Data extract:

==================================================

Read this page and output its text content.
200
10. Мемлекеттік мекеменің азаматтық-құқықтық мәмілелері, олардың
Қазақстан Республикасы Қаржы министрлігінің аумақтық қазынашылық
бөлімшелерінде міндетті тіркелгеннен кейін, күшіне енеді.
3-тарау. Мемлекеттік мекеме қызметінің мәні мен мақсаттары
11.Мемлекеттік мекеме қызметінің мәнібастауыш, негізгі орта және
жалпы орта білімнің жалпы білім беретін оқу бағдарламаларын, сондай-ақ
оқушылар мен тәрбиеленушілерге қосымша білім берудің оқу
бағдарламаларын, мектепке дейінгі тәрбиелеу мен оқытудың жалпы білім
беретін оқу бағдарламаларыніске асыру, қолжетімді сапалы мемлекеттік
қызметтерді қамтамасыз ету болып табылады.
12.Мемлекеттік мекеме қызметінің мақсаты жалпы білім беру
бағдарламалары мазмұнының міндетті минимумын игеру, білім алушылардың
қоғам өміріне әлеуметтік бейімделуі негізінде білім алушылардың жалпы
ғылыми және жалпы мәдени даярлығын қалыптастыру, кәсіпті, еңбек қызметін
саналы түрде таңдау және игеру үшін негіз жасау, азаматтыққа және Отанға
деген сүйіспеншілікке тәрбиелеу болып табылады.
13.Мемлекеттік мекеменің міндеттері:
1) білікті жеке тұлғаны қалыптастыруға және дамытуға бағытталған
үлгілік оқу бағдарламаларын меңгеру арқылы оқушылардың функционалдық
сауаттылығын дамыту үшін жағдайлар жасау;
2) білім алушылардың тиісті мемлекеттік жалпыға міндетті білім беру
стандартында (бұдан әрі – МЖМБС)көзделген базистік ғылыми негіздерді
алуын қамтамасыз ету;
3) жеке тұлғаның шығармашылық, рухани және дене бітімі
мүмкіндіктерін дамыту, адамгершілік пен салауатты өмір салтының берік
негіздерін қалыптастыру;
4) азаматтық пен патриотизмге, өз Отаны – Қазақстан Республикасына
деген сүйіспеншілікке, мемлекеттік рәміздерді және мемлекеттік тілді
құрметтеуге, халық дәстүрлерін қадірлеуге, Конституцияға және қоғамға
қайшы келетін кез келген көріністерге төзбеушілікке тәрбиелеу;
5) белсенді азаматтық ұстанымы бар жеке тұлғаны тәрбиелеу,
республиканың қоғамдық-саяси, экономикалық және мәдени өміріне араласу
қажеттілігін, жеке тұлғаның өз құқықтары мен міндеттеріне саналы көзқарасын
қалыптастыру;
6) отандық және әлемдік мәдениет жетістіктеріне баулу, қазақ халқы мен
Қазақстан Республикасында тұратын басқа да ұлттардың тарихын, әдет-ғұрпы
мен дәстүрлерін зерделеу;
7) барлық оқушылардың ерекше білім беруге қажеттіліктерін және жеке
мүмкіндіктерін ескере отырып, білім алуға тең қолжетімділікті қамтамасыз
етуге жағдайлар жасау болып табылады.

==================================================

Prompt: Print out every entry, keeping each one exact.

Response to this exercise:
Read this page and output its text content.
200
10. Мемлекеттік мекеменің азаматтық-құқықтық мәмілелері, олардың
Қазақстан Республикасы Қаржы министрлігінің аумақтық қазынашылық
бөлімшелерінде міндетті тіркелгеннен кейін, күшіне енеді.
3-тарау. Мемлекеттік мекеме қызметінің мәні мен мақсаттары
11.Мемлекеттік мекеме қызметінің мәнібастауыш, негізгі орта және
жалпы орта білімнің жалпы білім беретін оқу бағдарламаларын, сондай-ақ
оқушылар мен тәрбиеленушілерге қосымша білім берудің оқу
бағдарламаларын, мектепке дейінгі тәрбиелеу мен оқытудың жалпы білім
беретін оқу бағдарламаларыніске асыру, қолжетімді сапалы мемлекеттік
қызметтерді қамтамасыз ету болып табылады.
12.Мемлекеттік мекеме қызметінің мақсаты жалпы білім беру
бағдарламалары мазмұнының міндетті минимумын игеру, білім алушылардың
қоғам өміріне әлеуметтік бейімделуі негізінде білім алушылардың жалпы
ғылыми және жалпы мәдени даярлығын қалыптастыру, кәсіпті, еңбек қызметін
саналы түрде таңдау және игеру үшін негіз жасау, азаматтыққа және Отанға
деген сүйіспеншілікке тәрбиелеу болып табылады.
13.Мемлекеттік мекеменің міндеттері:
1) білікті жеке тұлғаны қалыптастыруға және дамытуға бағытталған
үлгілік оқу бағдарламаларын меңгеру арқылы оқушылардың функционалдық
сауаттылығын дамыту үшін жағдайлар жасау;
2) білім алушылардың тиісті мемлекеттік жалпыға міндетті білім беру
стандартында (бұдан әрі – МЖМБС)көзделген базистік ғылыми негіздерді
алуын қамтамасыз ету;
3) жеке тұлғаның шығармашылық, рухани және дене бітімі
мүмкіндіктерін дамыту, адамгершілік пен салауатты өмір салтының берік
негіздерін қалыптастыру;
4) азаматтық пен патриотизмге, өз Отаны – Қазақстан Республикасына
деген сүйіспеншілікке, мемлекеттік рәміздерді және мемлекеттік тілді
құрметтеуге, халық дәстүрлерін қадірлеуге, Конституцияға және қоғамға
қайшы келетін кез келген көріністерге төзбеушілікке тәрбиелеу;
5) белсенді азаматтық ұстанымы бар жеке тұлғаны тәрбиелеу,
республиканың қоғамдық-саяси, экономикалық және мәдени өміріне араласу
қажеттілігін, жеке тұлғаның өз құқықтары мен міндеттеріне саналы көзқарасын
қалыптастыру;
6) отандық және әлемдік мәдениет жетістіктеріне баулу, қазақ халқы мен
Қазақстан Республикасында тұратын басқа да ұлттардың тарихын, әдет-ғұрпы
мен дәстүрлерін зерделеу;
7) барлық оқушылардың ерекше білім беруге қажеттіліктерін және жеке
мүмкіндіктерін ескере отырып, білім алуға тең қолжетімділікті қамтамасыз
етуге жағдайлар жасау болып табылады.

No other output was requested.